## What is needed:
Print all of the records below line for line, changing no character.

## Recorded data:

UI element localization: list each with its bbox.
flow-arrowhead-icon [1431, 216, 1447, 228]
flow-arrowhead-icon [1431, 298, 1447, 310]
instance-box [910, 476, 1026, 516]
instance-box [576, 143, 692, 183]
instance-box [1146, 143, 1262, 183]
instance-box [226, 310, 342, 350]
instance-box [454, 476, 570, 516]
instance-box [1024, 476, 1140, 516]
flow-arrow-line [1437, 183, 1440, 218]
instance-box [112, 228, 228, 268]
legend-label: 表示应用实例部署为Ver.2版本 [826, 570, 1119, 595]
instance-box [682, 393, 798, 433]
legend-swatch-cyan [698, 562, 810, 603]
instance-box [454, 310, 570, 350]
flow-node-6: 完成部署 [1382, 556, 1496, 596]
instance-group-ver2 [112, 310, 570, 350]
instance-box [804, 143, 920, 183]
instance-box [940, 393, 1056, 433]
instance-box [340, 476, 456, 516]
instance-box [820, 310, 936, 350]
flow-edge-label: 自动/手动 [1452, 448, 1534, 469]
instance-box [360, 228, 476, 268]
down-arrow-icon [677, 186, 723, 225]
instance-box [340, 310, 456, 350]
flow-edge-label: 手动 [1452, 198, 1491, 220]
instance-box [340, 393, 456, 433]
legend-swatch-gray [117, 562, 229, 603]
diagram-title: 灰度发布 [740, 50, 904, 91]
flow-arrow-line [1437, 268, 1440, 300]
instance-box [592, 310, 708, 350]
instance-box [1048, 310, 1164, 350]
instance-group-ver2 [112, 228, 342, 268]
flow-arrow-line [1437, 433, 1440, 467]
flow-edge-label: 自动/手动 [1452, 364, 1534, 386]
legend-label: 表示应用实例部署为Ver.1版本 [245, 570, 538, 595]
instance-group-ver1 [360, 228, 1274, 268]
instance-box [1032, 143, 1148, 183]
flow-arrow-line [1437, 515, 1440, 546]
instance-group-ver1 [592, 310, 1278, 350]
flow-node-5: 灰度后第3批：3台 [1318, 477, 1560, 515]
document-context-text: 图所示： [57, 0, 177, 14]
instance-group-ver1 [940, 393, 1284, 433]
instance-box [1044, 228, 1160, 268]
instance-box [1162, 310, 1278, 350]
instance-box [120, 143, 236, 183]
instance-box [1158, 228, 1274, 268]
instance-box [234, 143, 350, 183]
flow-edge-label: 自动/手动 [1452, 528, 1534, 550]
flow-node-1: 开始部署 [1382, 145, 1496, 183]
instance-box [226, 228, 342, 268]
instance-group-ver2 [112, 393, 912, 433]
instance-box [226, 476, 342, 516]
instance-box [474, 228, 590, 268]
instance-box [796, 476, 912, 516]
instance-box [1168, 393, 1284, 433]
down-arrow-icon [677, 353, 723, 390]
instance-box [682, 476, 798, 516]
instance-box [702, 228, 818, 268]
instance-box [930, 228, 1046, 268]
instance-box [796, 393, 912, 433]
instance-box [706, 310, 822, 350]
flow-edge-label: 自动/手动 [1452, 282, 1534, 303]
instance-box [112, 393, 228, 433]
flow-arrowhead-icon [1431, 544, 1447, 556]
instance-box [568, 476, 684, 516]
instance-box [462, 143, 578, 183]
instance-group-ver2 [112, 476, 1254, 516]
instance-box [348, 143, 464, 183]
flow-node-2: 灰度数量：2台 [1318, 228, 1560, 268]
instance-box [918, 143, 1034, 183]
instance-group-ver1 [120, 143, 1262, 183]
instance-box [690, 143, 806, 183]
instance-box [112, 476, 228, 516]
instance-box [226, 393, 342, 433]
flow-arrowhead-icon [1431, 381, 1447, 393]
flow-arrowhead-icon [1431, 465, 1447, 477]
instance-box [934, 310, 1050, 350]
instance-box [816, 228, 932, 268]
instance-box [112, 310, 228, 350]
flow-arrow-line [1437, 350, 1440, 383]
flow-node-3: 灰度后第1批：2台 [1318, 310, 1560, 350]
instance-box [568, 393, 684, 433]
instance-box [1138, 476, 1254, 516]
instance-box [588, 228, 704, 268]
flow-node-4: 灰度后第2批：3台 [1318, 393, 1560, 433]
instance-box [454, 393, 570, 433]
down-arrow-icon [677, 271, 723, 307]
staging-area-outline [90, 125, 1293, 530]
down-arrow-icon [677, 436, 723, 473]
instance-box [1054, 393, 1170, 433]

## Output of the task:
UI element localization: list each with its bbox.
flow-arrowhead-icon [1431, 216, 1447, 228]
flow-arrowhead-icon [1431, 298, 1447, 310]
instance-box [910, 476, 1026, 516]
instance-box [576, 143, 692, 183]
instance-box [1146, 143, 1262, 183]
instance-box [226, 310, 342, 350]
instance-box [454, 476, 570, 516]
instance-box [1024, 476, 1140, 516]
flow-arrow-line [1437, 183, 1440, 218]
instance-box [112, 228, 228, 268]
legend-label: 表示应用实例部署为Ver.2版本 [826, 570, 1119, 595]
instance-box [682, 393, 798, 433]
legend-swatch-cyan [698, 562, 810, 603]
instance-box [454, 310, 570, 350]
flow-node-6: 完成部署 [1382, 556, 1496, 596]
instance-group-ver2 [112, 310, 570, 350]
instance-box [804, 143, 920, 183]
instance-box [940, 393, 1056, 433]
instance-box [340, 476, 456, 516]
instance-box [820, 310, 936, 350]
flow-edge-label: 自动/手动 [1452, 448, 1534, 469]
instance-box [360, 228, 476, 268]
down-arrow-icon [677, 186, 723, 225]
instance-box [340, 310, 456, 350]
flow-edge-label: 手动 [1452, 198, 1491, 220]
instance-box [340, 393, 456, 433]
legend-swatch-gray [117, 562, 229, 603]
diagram-title: 灰度发布 [740, 50, 904, 91]
flow-arrow-line [1437, 268, 1440, 300]
instance-box [592, 310, 708, 350]
instance-box [1048, 310, 1164, 350]
instance-group-ver2 [112, 228, 342, 268]
flow-arrow-line [1437, 433, 1440, 467]
flow-edge-label: 自动/手动 [1452, 364, 1534, 386]
legend-label: 表示应用实例部署为Ver.1版本 [245, 570, 538, 595]
instance-group-ver1 [360, 228, 1274, 268]
instance-box [1032, 143, 1148, 183]
flow-arrow-line [1437, 515, 1440, 546]
instance-group-ver1 [592, 310, 1278, 350]
flow-node-5: 灰度后第3批：3台 [1318, 477, 1560, 515]
document-context-text: 图所示： [57, 0, 177, 14]
instance-group-ver1 [940, 393, 1284, 433]
instance-box [1044, 228, 1160, 268]
instance-box [1162, 310, 1278, 350]
instance-box [120, 143, 236, 183]
instance-box [1158, 228, 1274, 268]
instance-box [234, 143, 350, 183]
flow-edge-label: 自动/手动 [1452, 528, 1534, 550]
flow-node-1: 开始部署 [1382, 145, 1496, 183]
instance-box [226, 228, 342, 268]
instance-group-ver2 [112, 393, 912, 433]
instance-box [226, 476, 342, 516]
instance-box [474, 228, 590, 268]
instance-box [796, 476, 912, 516]
instance-box [1168, 393, 1284, 433]
down-arrow-icon [677, 353, 723, 390]
instance-box [682, 476, 798, 516]
instance-box [702, 228, 818, 268]
instance-box [930, 228, 1046, 268]
instance-box [796, 393, 912, 433]
instance-box [706, 310, 822, 350]
flow-edge-label: 自动/手动 [1452, 282, 1534, 303]
instance-box [112, 393, 228, 433]
flow-arrowhead-icon [1431, 544, 1447, 556]
instance-box [568, 476, 684, 516]
instance-box [462, 143, 578, 183]
instance-group-ver2 [112, 476, 1254, 516]
instance-box [348, 143, 464, 183]
flow-node-2: 灰度数量：2台 [1318, 228, 1560, 268]
instance-box [918, 143, 1034, 183]
instance-group-ver1 [120, 143, 1262, 183]
instance-box [690, 143, 806, 183]
instance-box [112, 476, 228, 516]
instance-box [226, 393, 342, 433]
flow-arrowhead-icon [1431, 381, 1447, 393]
flow-arrowhead-icon [1431, 465, 1447, 477]
instance-box [934, 310, 1050, 350]
instance-box [816, 228, 932, 268]
instance-box [112, 310, 228, 350]
flow-arrow-line [1437, 350, 1440, 383]
flow-node-3: 灰度后第1批：2台 [1318, 310, 1560, 350]
instance-box [568, 393, 684, 433]
instance-box [1138, 476, 1254, 516]
instance-box [588, 228, 704, 268]
flow-node-4: 灰度后第2批：3台 [1318, 393, 1560, 433]
instance-box [454, 393, 570, 433]
down-arrow-icon [677, 271, 723, 307]
staging-area-outline [90, 125, 1293, 530]
down-arrow-icon [677, 436, 723, 473]
instance-box [1054, 393, 1170, 433]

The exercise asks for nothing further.